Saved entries
>>>>>
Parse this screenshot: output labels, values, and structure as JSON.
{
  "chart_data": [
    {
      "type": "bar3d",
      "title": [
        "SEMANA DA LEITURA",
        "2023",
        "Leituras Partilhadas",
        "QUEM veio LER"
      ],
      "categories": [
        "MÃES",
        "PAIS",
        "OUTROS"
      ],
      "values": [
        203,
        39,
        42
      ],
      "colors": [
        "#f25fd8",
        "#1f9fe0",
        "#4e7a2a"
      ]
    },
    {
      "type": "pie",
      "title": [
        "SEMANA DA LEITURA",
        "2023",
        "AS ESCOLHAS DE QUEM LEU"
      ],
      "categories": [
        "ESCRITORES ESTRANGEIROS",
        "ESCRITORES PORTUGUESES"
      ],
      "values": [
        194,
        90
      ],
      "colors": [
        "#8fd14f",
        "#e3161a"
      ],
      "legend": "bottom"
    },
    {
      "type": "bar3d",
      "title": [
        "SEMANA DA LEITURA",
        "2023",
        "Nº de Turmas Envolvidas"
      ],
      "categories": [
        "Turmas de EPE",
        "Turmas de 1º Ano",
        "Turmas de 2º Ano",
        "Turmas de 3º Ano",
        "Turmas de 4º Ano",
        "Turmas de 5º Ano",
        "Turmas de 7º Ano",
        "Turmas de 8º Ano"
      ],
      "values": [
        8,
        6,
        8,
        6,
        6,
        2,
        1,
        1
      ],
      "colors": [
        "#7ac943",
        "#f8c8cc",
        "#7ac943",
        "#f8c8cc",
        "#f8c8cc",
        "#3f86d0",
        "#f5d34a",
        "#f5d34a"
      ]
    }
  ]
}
<<<<<
◆ DIRECTIONS:
Repeat the material word for word, in full.

◆ WRITTEN RESPONSE:
Parse this screenshot: output labels, values, and structure as JSON.
{
  "chart_data": [
    {
      "type": "bar3d",
      "title": [
        "SEMANA DA LEITURA",
        "2023",
        "Leituras Partilhadas",
        "QUEM veio LER"
      ],
      "categories": [
        "MÃES",
        "PAIS",
        "OUTROS"
      ],
      "values": [
        203,
        39,
        42
      ],
      "colors": [
        "#f25fd8",
        "#1f9fe0",
        "#4e7a2a"
      ]
    },
    {
      "type": "pie",
      "title": [
        "SEMANA DA LEITURA",
        "2023",
        "AS ESCOLHAS DE QUEM LEU"
      ],
      "categories": [
        "ESCRITORES ESTRANGEIROS",
        "ESCRITORES PORTUGUESES"
      ],
      "values": [
        194,
        90
      ],
      "colors": [
        "#8fd14f",
        "#e3161a"
      ],
      "legend": "bottom"
    },
    {
      "type": "bar3d",
      "title": [
        "SEMANA DA LEITURA",
        "2023",
        "Nº de Turmas Envolvidas"
      ],
      "categories": [
        "Turmas de EPE",
        "Turmas de 1º Ano",
        "Turmas de 2º Ano",
        "Turmas de 3º Ano",
        "Turmas de 4º Ano",
        "Turmas de 5º Ano",
        "Turmas de 7º Ano",
        "Turmas de 8º Ano"
      ],
      "values": [
        8,
        6,
        8,
        6,
        6,
        2,
        1,
        1
      ],
      "colors": [
        "#7ac943",
        "#f8c8cc",
        "#7ac943",
        "#f8c8cc",
        "#f8c8cc",
        "#3f86d0",
        "#f5d34a",
        "#f5d34a"
      ]
    }
  ]
}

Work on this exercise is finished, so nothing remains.